Task brief –
In the listing below, find every line containing "Revenue" and copy it out.

--- Start of Records for the task ---

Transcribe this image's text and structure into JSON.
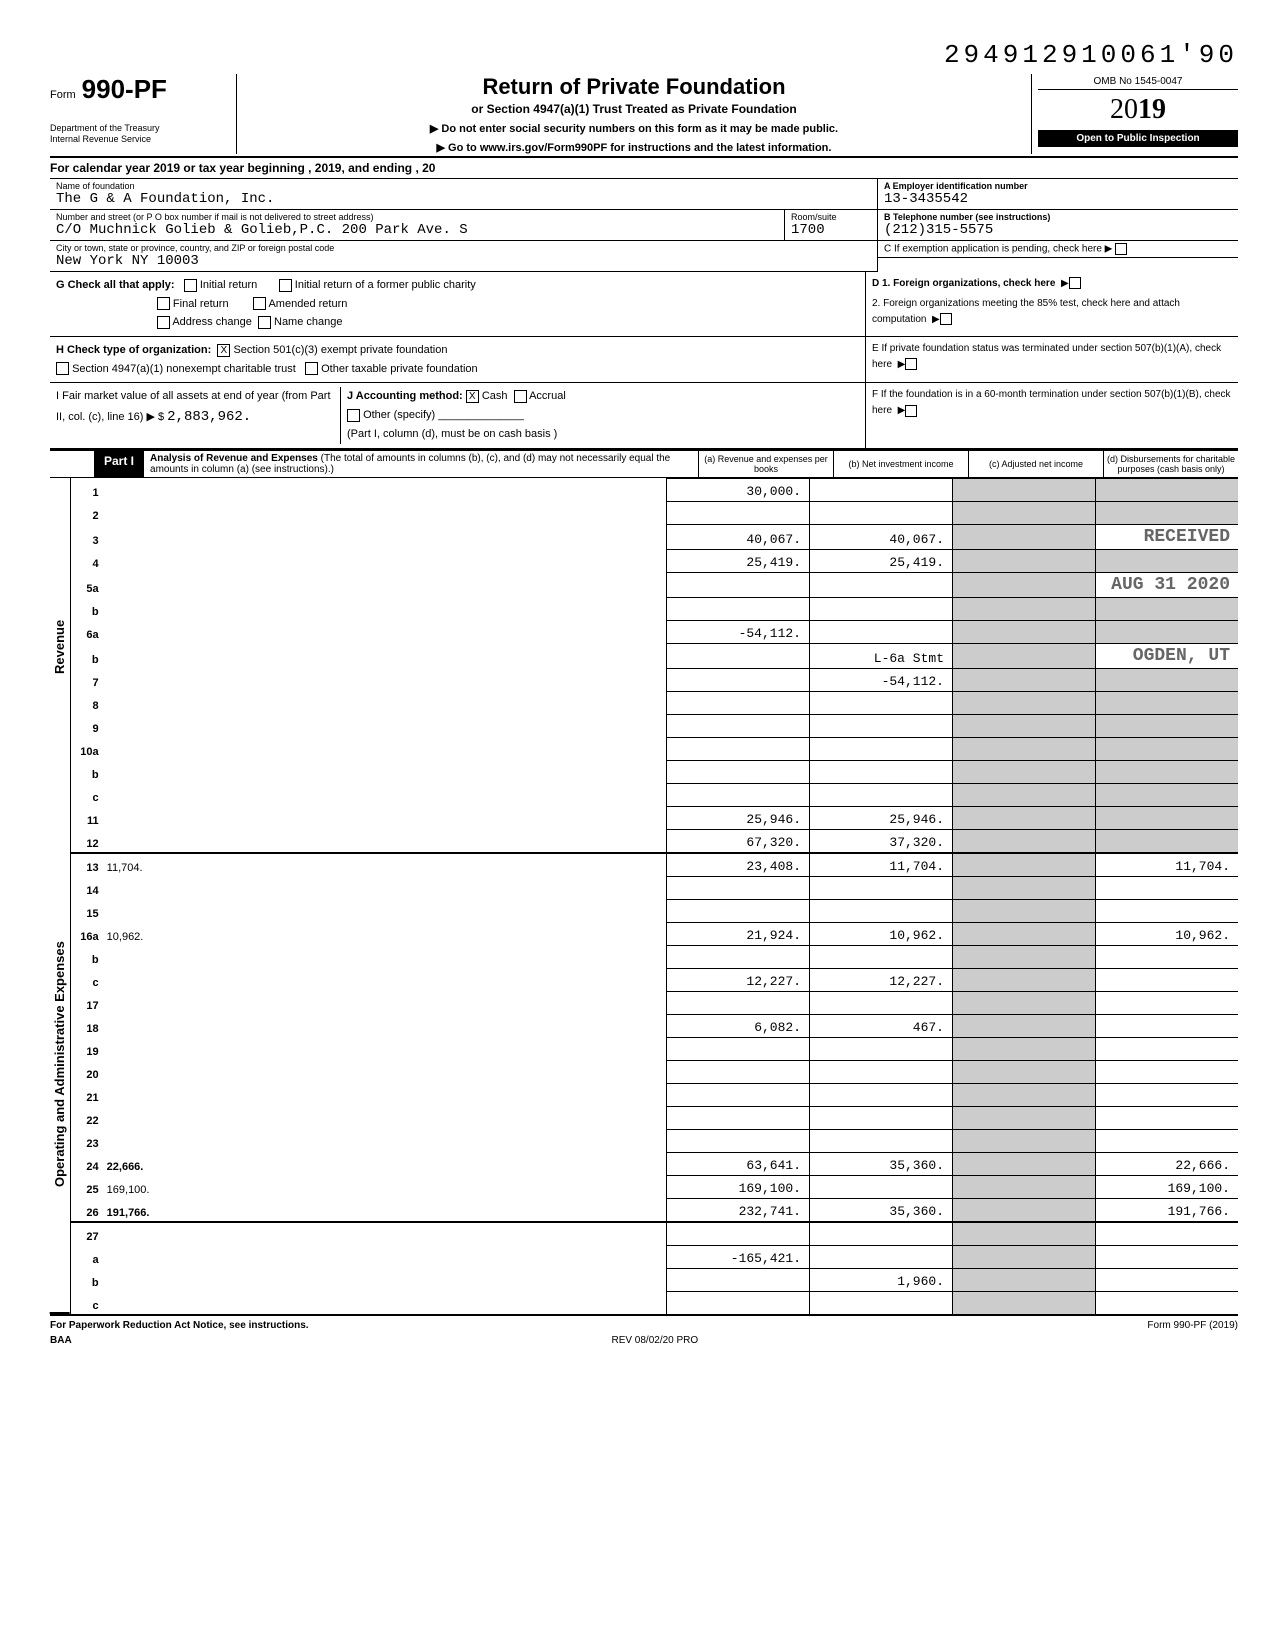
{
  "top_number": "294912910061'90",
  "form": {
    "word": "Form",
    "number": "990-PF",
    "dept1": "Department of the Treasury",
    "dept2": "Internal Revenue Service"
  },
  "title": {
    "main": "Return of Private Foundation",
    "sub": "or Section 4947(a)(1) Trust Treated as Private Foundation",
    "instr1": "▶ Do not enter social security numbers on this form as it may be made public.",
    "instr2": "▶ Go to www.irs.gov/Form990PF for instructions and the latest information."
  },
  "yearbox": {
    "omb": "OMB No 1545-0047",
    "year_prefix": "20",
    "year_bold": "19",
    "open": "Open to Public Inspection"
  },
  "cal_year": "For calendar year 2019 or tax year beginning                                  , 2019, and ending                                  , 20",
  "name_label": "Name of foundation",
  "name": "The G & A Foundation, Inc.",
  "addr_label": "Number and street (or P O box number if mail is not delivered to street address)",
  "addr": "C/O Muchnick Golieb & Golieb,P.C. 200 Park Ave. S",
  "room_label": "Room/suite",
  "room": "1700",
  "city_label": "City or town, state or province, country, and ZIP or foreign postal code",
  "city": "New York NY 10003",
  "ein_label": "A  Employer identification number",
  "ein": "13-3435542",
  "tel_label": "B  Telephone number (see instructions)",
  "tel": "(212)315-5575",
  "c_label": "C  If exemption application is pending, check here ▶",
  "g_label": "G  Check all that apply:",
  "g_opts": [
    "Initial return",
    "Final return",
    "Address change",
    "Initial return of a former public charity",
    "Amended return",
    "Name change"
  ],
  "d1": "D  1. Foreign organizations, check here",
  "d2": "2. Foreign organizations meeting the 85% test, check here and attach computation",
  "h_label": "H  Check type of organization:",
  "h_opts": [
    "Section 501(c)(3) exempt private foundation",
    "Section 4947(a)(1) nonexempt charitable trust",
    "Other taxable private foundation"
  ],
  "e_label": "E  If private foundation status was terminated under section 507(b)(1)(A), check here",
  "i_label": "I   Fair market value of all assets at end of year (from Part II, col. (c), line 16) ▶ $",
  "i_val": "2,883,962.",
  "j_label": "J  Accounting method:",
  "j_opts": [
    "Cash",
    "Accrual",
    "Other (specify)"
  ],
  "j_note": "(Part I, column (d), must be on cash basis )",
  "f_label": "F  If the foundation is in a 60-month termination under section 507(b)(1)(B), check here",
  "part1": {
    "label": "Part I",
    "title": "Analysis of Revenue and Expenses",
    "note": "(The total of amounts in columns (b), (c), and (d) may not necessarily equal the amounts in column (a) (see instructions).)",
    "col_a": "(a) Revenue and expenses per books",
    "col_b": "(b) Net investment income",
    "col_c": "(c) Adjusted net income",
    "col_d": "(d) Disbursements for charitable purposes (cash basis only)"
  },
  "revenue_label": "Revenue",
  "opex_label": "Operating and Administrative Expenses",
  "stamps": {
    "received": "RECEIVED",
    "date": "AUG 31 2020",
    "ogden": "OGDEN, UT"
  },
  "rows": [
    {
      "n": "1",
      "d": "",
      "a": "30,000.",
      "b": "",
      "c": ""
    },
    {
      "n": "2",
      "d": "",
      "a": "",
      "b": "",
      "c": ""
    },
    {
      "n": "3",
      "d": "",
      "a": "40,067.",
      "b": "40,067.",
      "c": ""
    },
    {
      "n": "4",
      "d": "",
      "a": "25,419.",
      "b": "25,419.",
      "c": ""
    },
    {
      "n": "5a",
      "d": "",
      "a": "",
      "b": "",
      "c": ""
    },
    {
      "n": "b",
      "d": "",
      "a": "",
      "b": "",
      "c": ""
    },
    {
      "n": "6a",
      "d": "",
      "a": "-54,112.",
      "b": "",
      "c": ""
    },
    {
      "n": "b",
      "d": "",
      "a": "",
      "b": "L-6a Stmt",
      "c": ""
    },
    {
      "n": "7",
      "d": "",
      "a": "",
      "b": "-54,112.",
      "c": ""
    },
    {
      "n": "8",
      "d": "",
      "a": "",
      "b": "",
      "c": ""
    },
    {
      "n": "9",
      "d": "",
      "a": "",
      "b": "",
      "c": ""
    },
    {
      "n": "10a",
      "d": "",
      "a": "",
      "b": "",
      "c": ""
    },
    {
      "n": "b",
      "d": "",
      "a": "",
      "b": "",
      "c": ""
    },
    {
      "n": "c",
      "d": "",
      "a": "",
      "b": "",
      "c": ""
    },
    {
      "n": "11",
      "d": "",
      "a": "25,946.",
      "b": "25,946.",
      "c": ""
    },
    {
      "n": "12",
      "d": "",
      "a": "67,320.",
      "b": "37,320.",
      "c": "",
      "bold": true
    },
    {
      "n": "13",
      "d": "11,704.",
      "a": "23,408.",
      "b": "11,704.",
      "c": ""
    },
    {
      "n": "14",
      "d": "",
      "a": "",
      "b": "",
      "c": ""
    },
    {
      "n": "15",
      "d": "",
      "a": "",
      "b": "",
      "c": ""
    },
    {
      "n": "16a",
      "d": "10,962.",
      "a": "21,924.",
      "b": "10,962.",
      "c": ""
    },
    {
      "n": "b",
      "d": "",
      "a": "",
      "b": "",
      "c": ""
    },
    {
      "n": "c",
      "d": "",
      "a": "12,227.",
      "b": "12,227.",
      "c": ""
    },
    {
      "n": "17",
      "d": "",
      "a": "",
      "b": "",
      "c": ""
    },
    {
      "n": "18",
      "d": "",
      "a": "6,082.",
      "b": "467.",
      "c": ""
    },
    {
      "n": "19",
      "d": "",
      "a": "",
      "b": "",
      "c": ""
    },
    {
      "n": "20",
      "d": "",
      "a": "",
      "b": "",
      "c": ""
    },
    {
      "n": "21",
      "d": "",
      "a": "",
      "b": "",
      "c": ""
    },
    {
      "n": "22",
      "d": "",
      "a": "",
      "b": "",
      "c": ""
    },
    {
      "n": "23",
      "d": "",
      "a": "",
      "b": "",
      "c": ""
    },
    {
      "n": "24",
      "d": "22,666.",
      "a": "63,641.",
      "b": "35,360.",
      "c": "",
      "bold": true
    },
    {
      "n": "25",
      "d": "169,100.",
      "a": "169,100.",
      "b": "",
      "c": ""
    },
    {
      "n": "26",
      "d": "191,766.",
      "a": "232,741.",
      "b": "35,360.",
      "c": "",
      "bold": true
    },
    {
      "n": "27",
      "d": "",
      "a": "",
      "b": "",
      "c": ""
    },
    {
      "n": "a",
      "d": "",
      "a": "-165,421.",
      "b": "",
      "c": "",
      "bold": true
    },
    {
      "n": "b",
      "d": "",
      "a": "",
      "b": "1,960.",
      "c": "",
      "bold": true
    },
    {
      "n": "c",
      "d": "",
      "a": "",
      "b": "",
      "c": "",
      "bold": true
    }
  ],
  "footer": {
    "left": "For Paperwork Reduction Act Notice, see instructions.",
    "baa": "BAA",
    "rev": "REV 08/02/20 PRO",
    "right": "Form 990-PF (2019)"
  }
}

--- End of Records for the task ---
--- Start of Records for the task ---

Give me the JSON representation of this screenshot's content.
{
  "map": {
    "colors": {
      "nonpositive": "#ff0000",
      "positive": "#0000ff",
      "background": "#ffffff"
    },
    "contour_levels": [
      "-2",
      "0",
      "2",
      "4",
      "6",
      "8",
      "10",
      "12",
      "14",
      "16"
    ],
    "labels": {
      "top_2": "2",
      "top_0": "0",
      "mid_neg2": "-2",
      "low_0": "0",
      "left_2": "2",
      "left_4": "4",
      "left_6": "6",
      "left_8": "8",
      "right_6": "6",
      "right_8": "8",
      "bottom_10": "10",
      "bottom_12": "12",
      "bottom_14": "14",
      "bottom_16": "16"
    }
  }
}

--- End of Records for the task ---
--- Start of Records for the task ---

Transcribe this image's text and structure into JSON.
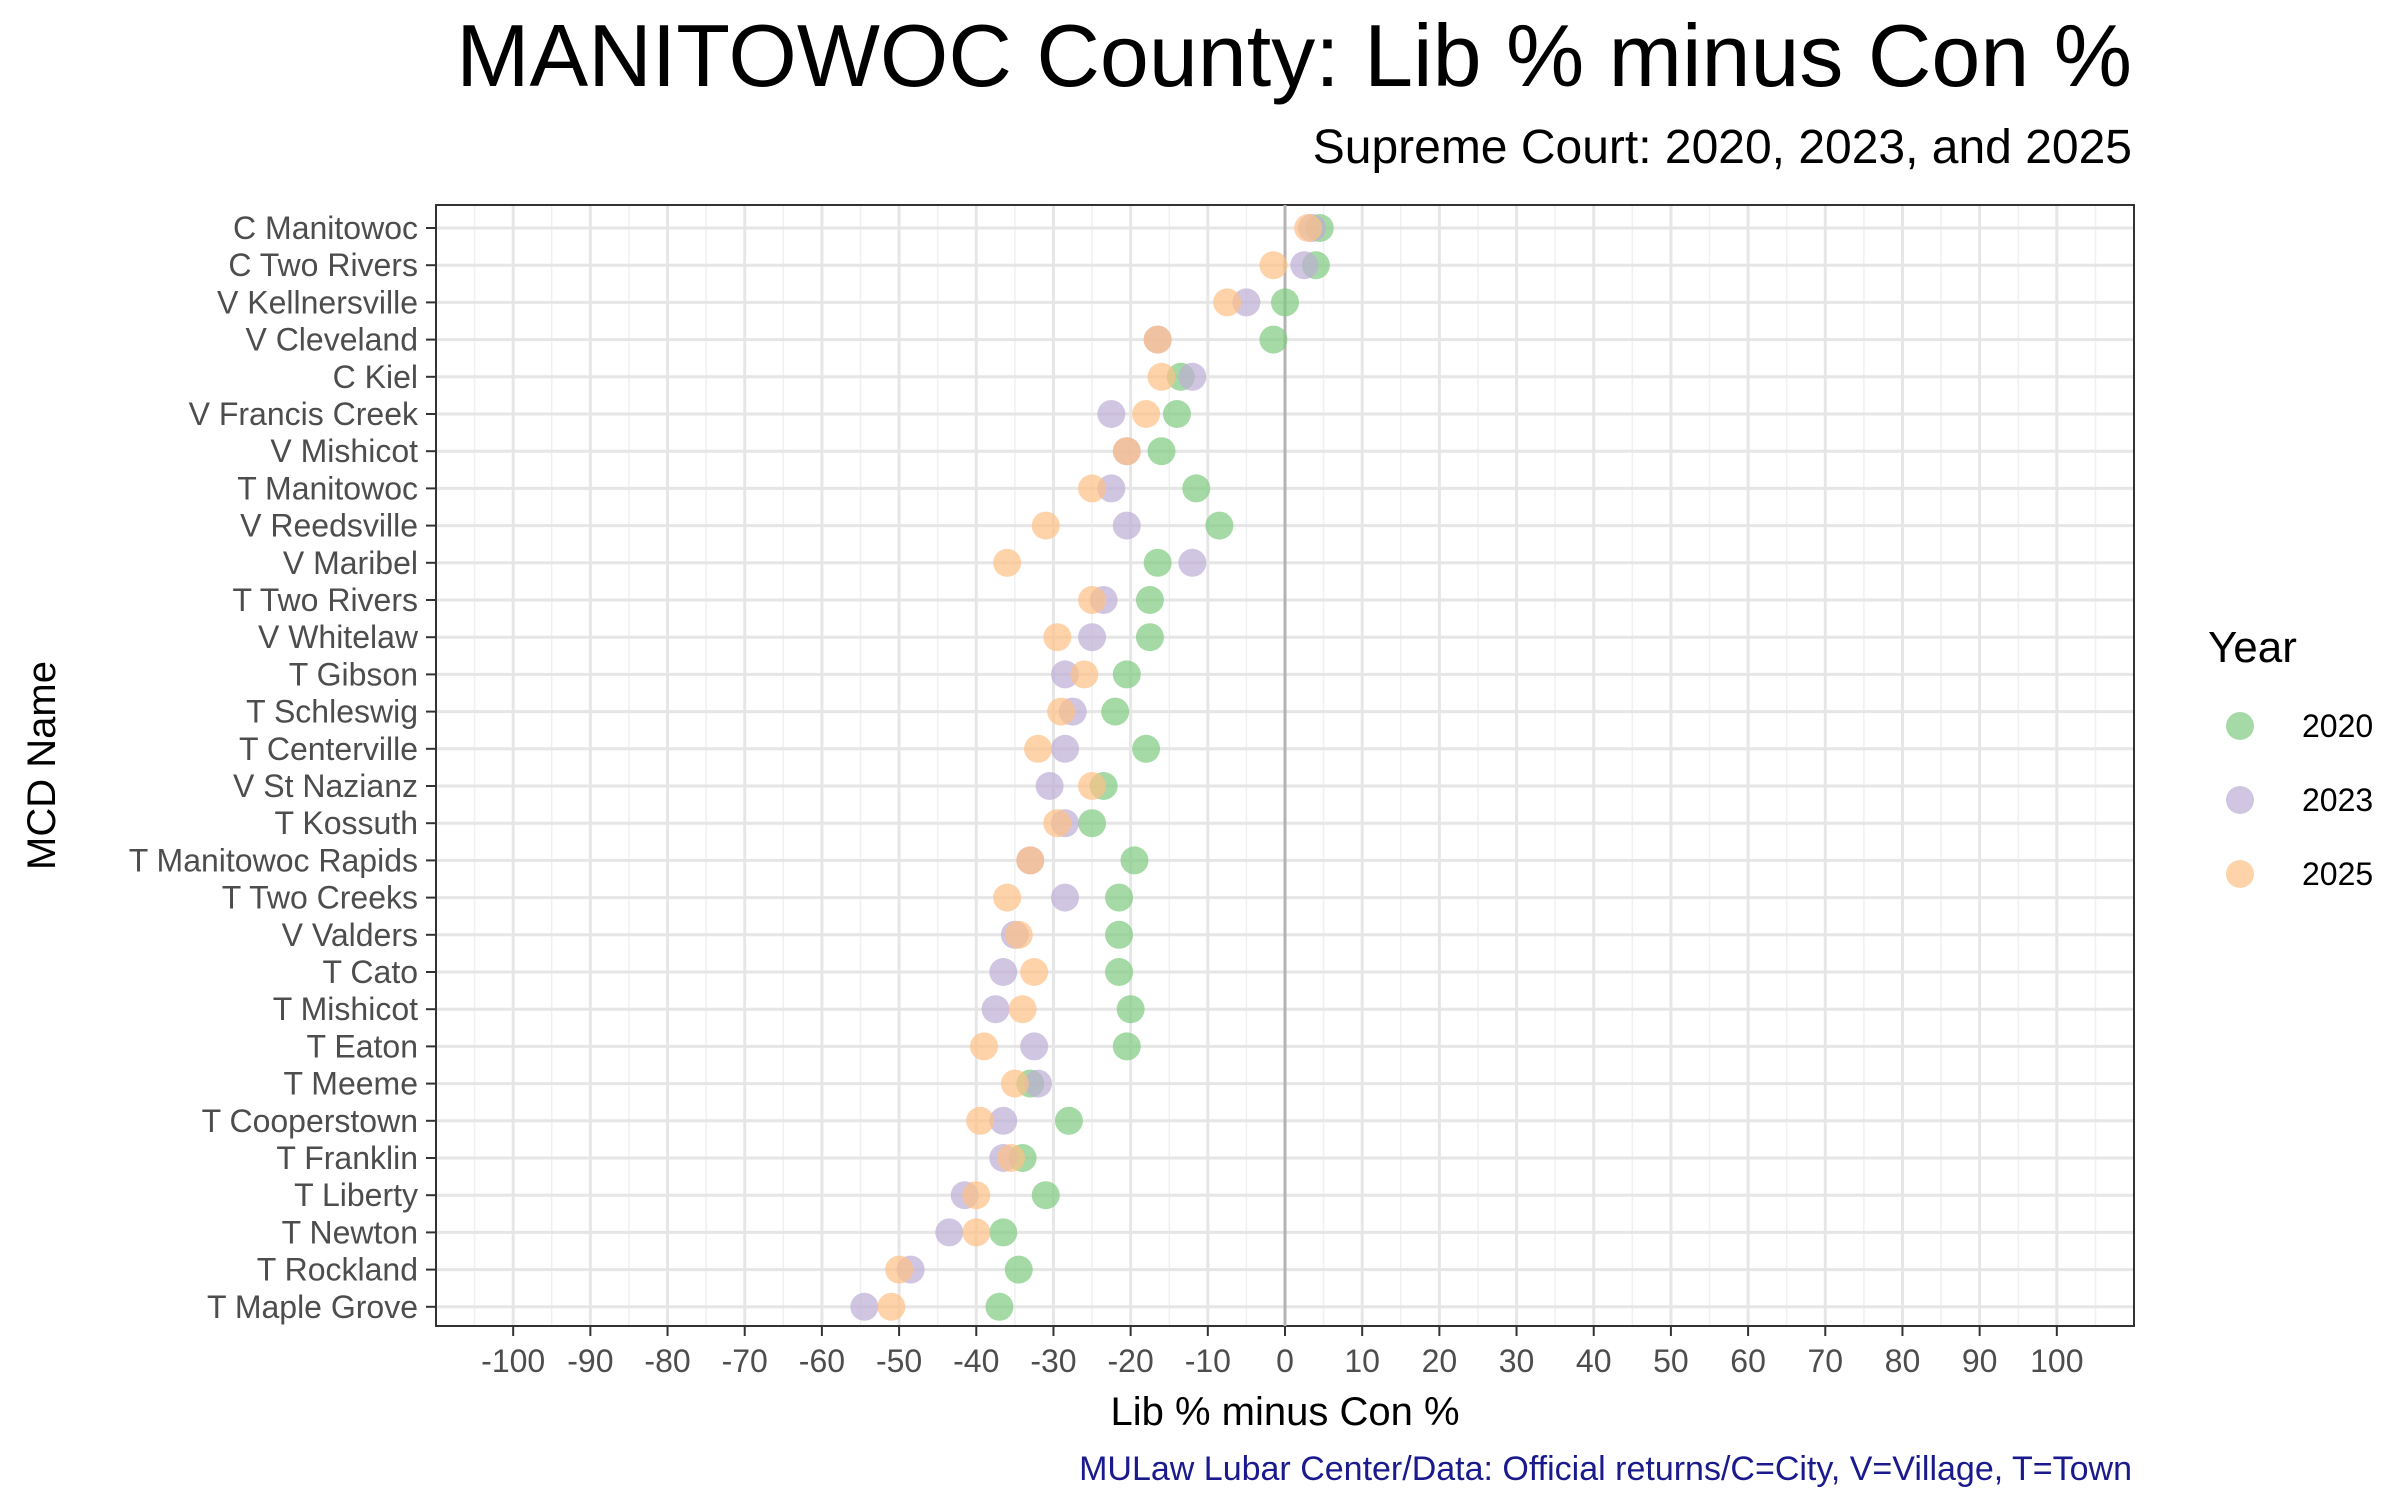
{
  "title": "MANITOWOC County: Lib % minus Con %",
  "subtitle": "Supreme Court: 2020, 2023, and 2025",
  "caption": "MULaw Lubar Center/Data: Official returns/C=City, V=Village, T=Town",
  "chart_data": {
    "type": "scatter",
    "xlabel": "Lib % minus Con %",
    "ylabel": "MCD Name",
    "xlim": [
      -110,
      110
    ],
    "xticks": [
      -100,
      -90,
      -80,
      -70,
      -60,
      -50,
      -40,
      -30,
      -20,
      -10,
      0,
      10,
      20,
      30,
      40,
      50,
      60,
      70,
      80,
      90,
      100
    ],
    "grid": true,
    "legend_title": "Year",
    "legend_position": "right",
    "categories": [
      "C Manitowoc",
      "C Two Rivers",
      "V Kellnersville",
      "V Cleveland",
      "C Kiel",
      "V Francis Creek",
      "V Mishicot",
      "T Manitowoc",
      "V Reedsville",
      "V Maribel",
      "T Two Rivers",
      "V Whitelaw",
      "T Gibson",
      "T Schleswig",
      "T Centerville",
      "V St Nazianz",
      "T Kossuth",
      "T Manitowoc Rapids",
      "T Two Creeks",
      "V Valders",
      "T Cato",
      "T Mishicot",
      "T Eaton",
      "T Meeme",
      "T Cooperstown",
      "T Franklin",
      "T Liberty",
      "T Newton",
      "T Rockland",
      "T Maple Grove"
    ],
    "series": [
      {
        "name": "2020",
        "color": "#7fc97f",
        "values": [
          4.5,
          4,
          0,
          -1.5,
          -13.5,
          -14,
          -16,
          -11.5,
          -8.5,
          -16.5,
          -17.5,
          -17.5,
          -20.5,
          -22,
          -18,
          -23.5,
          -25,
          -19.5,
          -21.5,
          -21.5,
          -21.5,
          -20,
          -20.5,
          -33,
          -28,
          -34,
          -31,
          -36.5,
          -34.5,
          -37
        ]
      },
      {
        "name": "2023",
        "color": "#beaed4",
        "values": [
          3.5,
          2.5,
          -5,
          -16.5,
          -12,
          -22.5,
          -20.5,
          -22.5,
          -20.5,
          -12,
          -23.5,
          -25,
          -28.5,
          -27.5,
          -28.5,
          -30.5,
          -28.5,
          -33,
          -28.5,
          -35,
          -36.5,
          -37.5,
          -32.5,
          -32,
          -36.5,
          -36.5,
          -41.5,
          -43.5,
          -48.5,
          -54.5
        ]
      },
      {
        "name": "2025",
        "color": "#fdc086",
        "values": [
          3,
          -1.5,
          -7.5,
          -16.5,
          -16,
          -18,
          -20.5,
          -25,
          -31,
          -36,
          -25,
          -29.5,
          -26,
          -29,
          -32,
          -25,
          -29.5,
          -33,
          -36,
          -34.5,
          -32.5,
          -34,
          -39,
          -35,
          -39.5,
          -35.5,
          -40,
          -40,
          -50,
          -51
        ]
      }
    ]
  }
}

--- End of Records for the task ---

Solution to this exercise –
    "dept2": "Internal Revenue Service"
    "title": "Analysis of Revenue and Expenses",
    "col_a": "(a) Revenue and expenses per books",
  "revenue_label": "Revenue",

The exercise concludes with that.